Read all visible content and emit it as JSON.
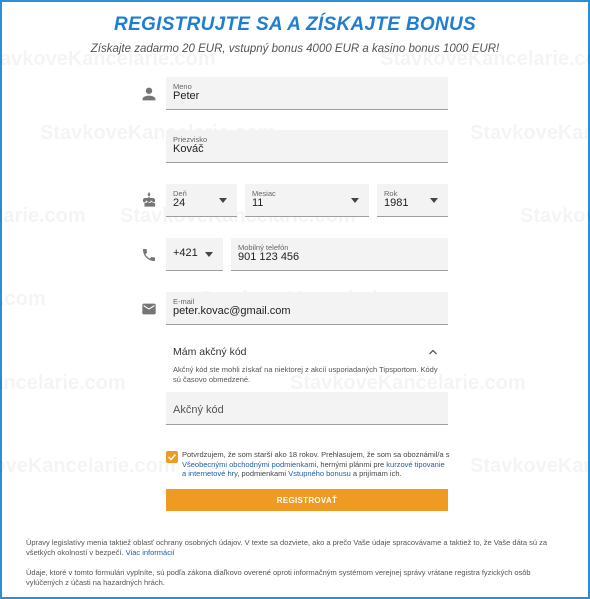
{
  "title": "REGISTRUJTE SA A ZÍSKAJTE BONUS",
  "subtitle": "Získajte zadarmo 20 EUR, vstupný bonus 4000 EUR a kasino bonus 1000 EUR!",
  "watermark_text": "StavkoveKancelarie.com",
  "form": {
    "name": {
      "label": "Meno",
      "value": "Peter"
    },
    "surname": {
      "label": "Priezvisko",
      "value": "Kováč"
    },
    "day": {
      "label": "Deň",
      "value": "24"
    },
    "month": {
      "label": "Mesiac",
      "value": "11"
    },
    "year": {
      "label": "Rok",
      "value": "1981"
    },
    "prefix": {
      "value": "+421"
    },
    "phone": {
      "label": "Mobilný telefón",
      "value": "901 123 456"
    },
    "email": {
      "label": "E-mail",
      "value": "peter.kovac@gmail.com"
    }
  },
  "promo": {
    "title": "Mám akčný kód",
    "description": "Akčný kód ste mohli získať na niektorej z akcií usporiadaných Tipsportom. Kódy sú časovo obmedzené.",
    "placeholder": "Akčný kód"
  },
  "consent": {
    "text_1": "Potvrdzujem, že som starší ako 18 rokov. Prehlasujem, že som sa oboznámil/a s",
    "link_terms": "Všeobecnými obchodnými podmienkami",
    "text_2": ", hernými plánmi pre",
    "link_betting": "kurzové tipovanie a internetové hry",
    "text_3": ", podmienkami",
    "link_bonus": "Vstupného bonusu",
    "text_4": "a prijímam ich."
  },
  "submit_label": "REGISTROVAŤ",
  "legal": {
    "p1_text": "Úpravy legislatívy menia taktiež oblasť ochrany osobných údajov. V texte sa dozviete, ako a prečo Vaše údaje spracovávame a taktiež to, že Vaše dáta sú za všetkých okolností v bezpečí.",
    "p1_link": "Viac informácií",
    "p2_text": "Údaje, ktoré v tomto formulári vyplníte, sú podľa zákona diaľkovo overené oproti informačným systémom verejnej správy vrátane registra fyzických osôb vylúčených z účasti na hazardných hrách."
  },
  "icons": {
    "name": "person-icon",
    "birthdate": "cake-icon",
    "phone": "phone-icon",
    "email": "mail-icon",
    "promo": "chevron-up-icon",
    "check": "check-icon"
  },
  "colors": {
    "title": "#1f7ed1",
    "accent": "#ef9a22",
    "link": "#1f5fa8",
    "frame": "#2b8fd6"
  }
}
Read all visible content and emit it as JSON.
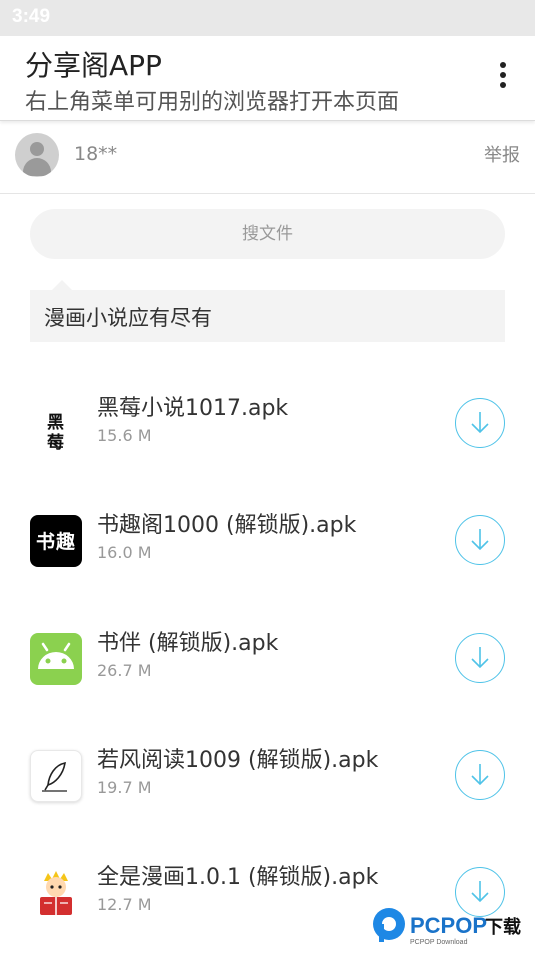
{
  "status_bar": {
    "time": "3:49"
  },
  "header": {
    "title": "分享阁APP",
    "subtitle": "右上角菜单可用别的浏览器打开本页面",
    "menu_icon": "more-vert-icon"
  },
  "user": {
    "name": "18**",
    "report_label": "举报",
    "avatar_icon": "default-avatar-icon"
  },
  "search": {
    "label": "搜文件"
  },
  "message": {
    "text": "漫画小说应有尽有"
  },
  "files": [
    {
      "name": "黑莓小说1017.apk",
      "size": "15.6 M",
      "icon": "heimei-app-icon",
      "icon_text": [
        "黑",
        "莓"
      ]
    },
    {
      "name": "书趣阁1000 (解锁版).apk",
      "size": "16.0 M",
      "icon": "shuqu-app-icon",
      "icon_text": "书趣"
    },
    {
      "name": "书伴 (解锁版).apk",
      "size": "26.7 M",
      "icon": "android-app-icon"
    },
    {
      "name": "若风阅读1009 (解锁版).apk",
      "size": "19.7 M",
      "icon": "feather-pen-app-icon"
    },
    {
      "name": "全是漫画1.0.1 (解锁版).apk",
      "size": "12.7 M",
      "icon": "comic-reader-app-icon"
    }
  ],
  "watermark": {
    "brand": "PCPOP下载",
    "tagline": "PCPOP Download"
  },
  "colors": {
    "accent": "#4fc3e8",
    "android_green": "#8bd14f",
    "statusbar": "#e8e8e8"
  }
}
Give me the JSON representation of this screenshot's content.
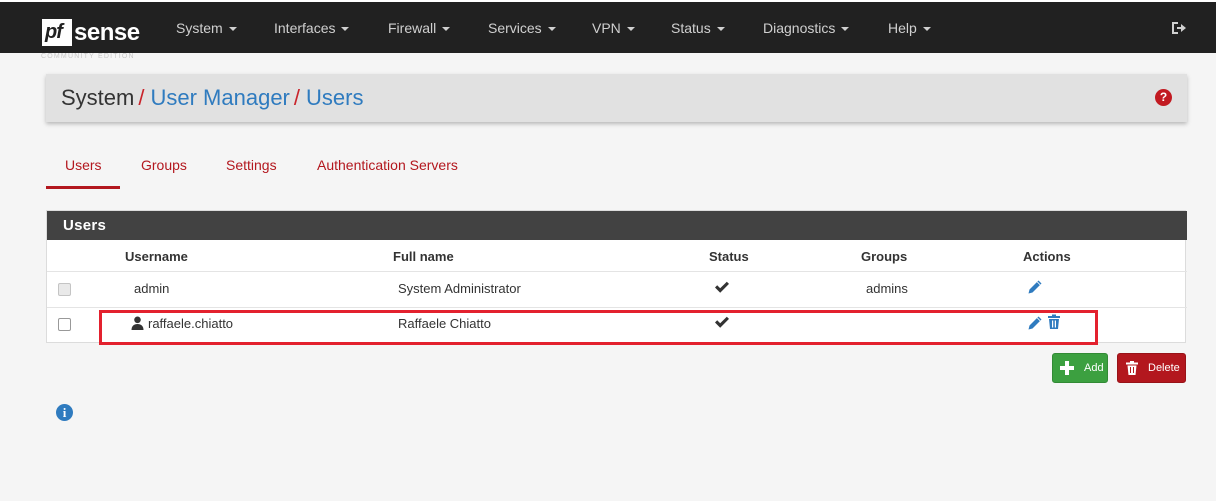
{
  "brand": {
    "logo_pf": "pf",
    "logo_sense": "sense",
    "edition": "COMMUNITY EDITION"
  },
  "nav": {
    "items": [
      {
        "label": "System"
      },
      {
        "label": "Interfaces"
      },
      {
        "label": "Firewall"
      },
      {
        "label": "Services"
      },
      {
        "label": "VPN"
      },
      {
        "label": "Status"
      },
      {
        "label": "Diagnostics"
      },
      {
        "label": "Help"
      }
    ],
    "logout_icon": "sign-out-icon"
  },
  "breadcrumb": {
    "root": "System",
    "sep": "/",
    "links": [
      "User Manager",
      "Users"
    ],
    "help_icon": "question-circle-icon",
    "help_text": "?"
  },
  "tabs": [
    {
      "label": "Users",
      "active": true
    },
    {
      "label": "Groups"
    },
    {
      "label": "Settings"
    },
    {
      "label": "Authentication Servers"
    }
  ],
  "users_panel": {
    "title": "Users",
    "columns": [
      "Username",
      "Full name",
      "Status",
      "Groups",
      "Actions"
    ],
    "rows": [
      {
        "username": "admin",
        "full_name": "System Administrator",
        "status": "enabled",
        "groups": "admins",
        "actions": [
          "edit"
        ],
        "checkbox_disabled": true
      },
      {
        "username": "raffaele.chiatto",
        "full_name": "Raffaele Chiatto",
        "status": "enabled",
        "groups": "",
        "actions": [
          "edit",
          "delete"
        ],
        "checkbox_disabled": false,
        "user_icon": "user-icon"
      }
    ]
  },
  "buttons": {
    "add": "Add",
    "delete": "Delete"
  },
  "info_icon": "i",
  "colors": {
    "accent_red": "#b3171e",
    "link_blue": "#2f7bbf",
    "add_green": "#3ca040",
    "navbar": "#212121",
    "highlight": "#e3212e"
  }
}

+---+

What you will do
Print out the whole of the material word for word, without pictures.

Response to the task
Read all visible content and emit it as JSON.
{
  "title": "REGISTRUJTE SA A ZÍSKAJTE BONUS",
  "subtitle": "Získajte zadarmo 20 EUR, vstupný bonus 4000 EUR a kasino bonus 1000 EUR!",
  "watermark_text": "StavkoveKancelarie.com",
  "form": {
    "name": {
      "label": "Meno",
      "value": "Peter"
    },
    "surname": {
      "label": "Priezvisko",
      "value": "Kováč"
    },
    "day": {
      "label": "Deň",
      "value": "24"
    },
    "month": {
      "label": "Mesiac",
      "value": "11"
    },
    "year": {
      "label": "Rok",
      "value": "1981"
    },
    "prefix": {
      "value": "+421"
    },
    "phone": {
      "label": "Mobilný telefón",
      "value": "901 123 456"
    },
    "email": {
      "label": "E-mail",
      "value": "peter.kovac@gmail.com"
    }
  },
  "promo": {
    "title": "Mám akčný kód",
    "description": "Akčný kód ste mohli získať na niektorej z akcií usporiadaných Tipsportom. Kódy sú časovo obmedzené.",
    "placeholder": "Akčný kód"
  },
  "consent": {
    "text_1": "Potvrdzujem, že som starší ako 18 rokov. Prehlasujem, že som sa oboznámil/a s",
    "link_terms": "Všeobecnými obchodnými podmienkami",
    "text_2": ", hernými plánmi pre",
    "link_betting": "kurzové tipovanie a internetové hry",
    "text_3": ", podmienkami",
    "link_bonus": "Vstupného bonusu",
    "text_4": "a prijímam ich."
  },
  "submit_label": "REGISTROVAŤ",
  "legal": {
    "p1_text": "Úpravy legislatívy menia taktiež oblasť ochrany osobných údajov. V texte sa dozviete, ako a prečo Vaše údaje spracovávame a taktiež to, že Vaše dáta sú za všetkých okolností v bezpečí.",
    "p1_link": "Viac informácií",
    "p2_text": "Údaje, ktoré v tomto formulári vyplníte, sú podľa zákona diaľkovo overené oproti informačným systémom verejnej správy vrátane registra fyzických osôb vylúčených z účasti na hazardných hrách."
  },
  "icons": {
    "name": "person-icon",
    "birthdate": "cake-icon",
    "phone": "phone-icon",
    "email": "mail-icon",
    "promo": "chevron-up-icon",
    "check": "check-icon"
  },
  "colors": {
    "title": "#1f7ed1",
    "accent": "#ef9a22",
    "link": "#1f5fa8",
    "frame": "#2b8fd6"
  }
}
Read all visible content and emit it as JSON.
{
  "status_bar": {
    "time": "3:49"
  },
  "header": {
    "title": "分享阁APP",
    "subtitle": "右上角菜单可用别的浏览器打开本页面",
    "menu_icon": "more-vert-icon"
  },
  "user": {
    "name": "18**",
    "report_label": "举报",
    "avatar_icon": "default-avatar-icon"
  },
  "search": {
    "label": "搜文件"
  },
  "message": {
    "text": "漫画小说应有尽有"
  },
  "files": [
    {
      "name": "黑莓小说1017.apk",
      "size": "15.6 M",
      "icon": "heimei-app-icon",
      "icon_text": [
        "黑",
        "莓"
      ]
    },
    {
      "name": "书趣阁1000 (解锁版).apk",
      "size": "16.0 M",
      "icon": "shuqu-app-icon",
      "icon_text": "书趣"
    },
    {
      "name": "书伴 (解锁版).apk",
      "size": "26.7 M",
      "icon": "android-app-icon"
    },
    {
      "name": "若风阅读1009 (解锁版).apk",
      "size": "19.7 M",
      "icon": "feather-pen-app-icon"
    },
    {
      "name": "全是漫画1.0.1 (解锁版).apk",
      "size": "12.7 M",
      "icon": "comic-reader-app-icon"
    }
  ],
  "watermark": {
    "brand": "PCPOP下载",
    "tagline": "PCPOP Download"
  },
  "colors": {
    "accent": "#4fc3e8",
    "android_green": "#8bd14f",
    "statusbar": "#e8e8e8"
  }
}
Give me the JSON representation of this screenshot's content.
{
  "brand": {
    "logo_pf": "pf",
    "logo_sense": "sense",
    "edition": "COMMUNITY EDITION"
  },
  "nav": {
    "items": [
      {
        "label": "System"
      },
      {
        "label": "Interfaces"
      },
      {
        "label": "Firewall"
      },
      {
        "label": "Services"
      },
      {
        "label": "VPN"
      },
      {
        "label": "Status"
      },
      {
        "label": "Diagnostics"
      },
      {
        "label": "Help"
      }
    ],
    "logout_icon": "sign-out-icon"
  },
  "breadcrumb": {
    "root": "System",
    "sep": "/",
    "links": [
      "User Manager",
      "Users"
    ],
    "help_icon": "question-circle-icon",
    "help_text": "?"
  },
  "tabs": [
    {
      "label": "Users",
      "active": true
    },
    {
      "label": "Groups"
    },
    {
      "label": "Settings"
    },
    {
      "label": "Authentication Servers"
    }
  ],
  "users_panel": {
    "title": "Users",
    "columns": [
      "Username",
      "Full name",
      "Status",
      "Groups",
      "Actions"
    ],
    "rows": [
      {
        "username": "admin",
        "full_name": "System Administrator",
        "status": "enabled",
        "groups": "admins",
        "actions": [
          "edit"
        ],
        "checkbox_disabled": true
      },
      {
        "username": "raffaele.chiatto",
        "full_name": "Raffaele Chiatto",
        "status": "enabled",
        "groups": "",
        "actions": [
          "edit",
          "delete"
        ],
        "checkbox_disabled": false,
        "user_icon": "user-icon"
      }
    ]
  },
  "buttons": {
    "add": "Add",
    "delete": "Delete"
  },
  "info_icon": "i",
  "colors": {
    "accent_red": "#b3171e",
    "link_blue": "#2f7bbf",
    "add_green": "#3ca040",
    "navbar": "#212121",
    "highlight": "#e3212e"
  }
}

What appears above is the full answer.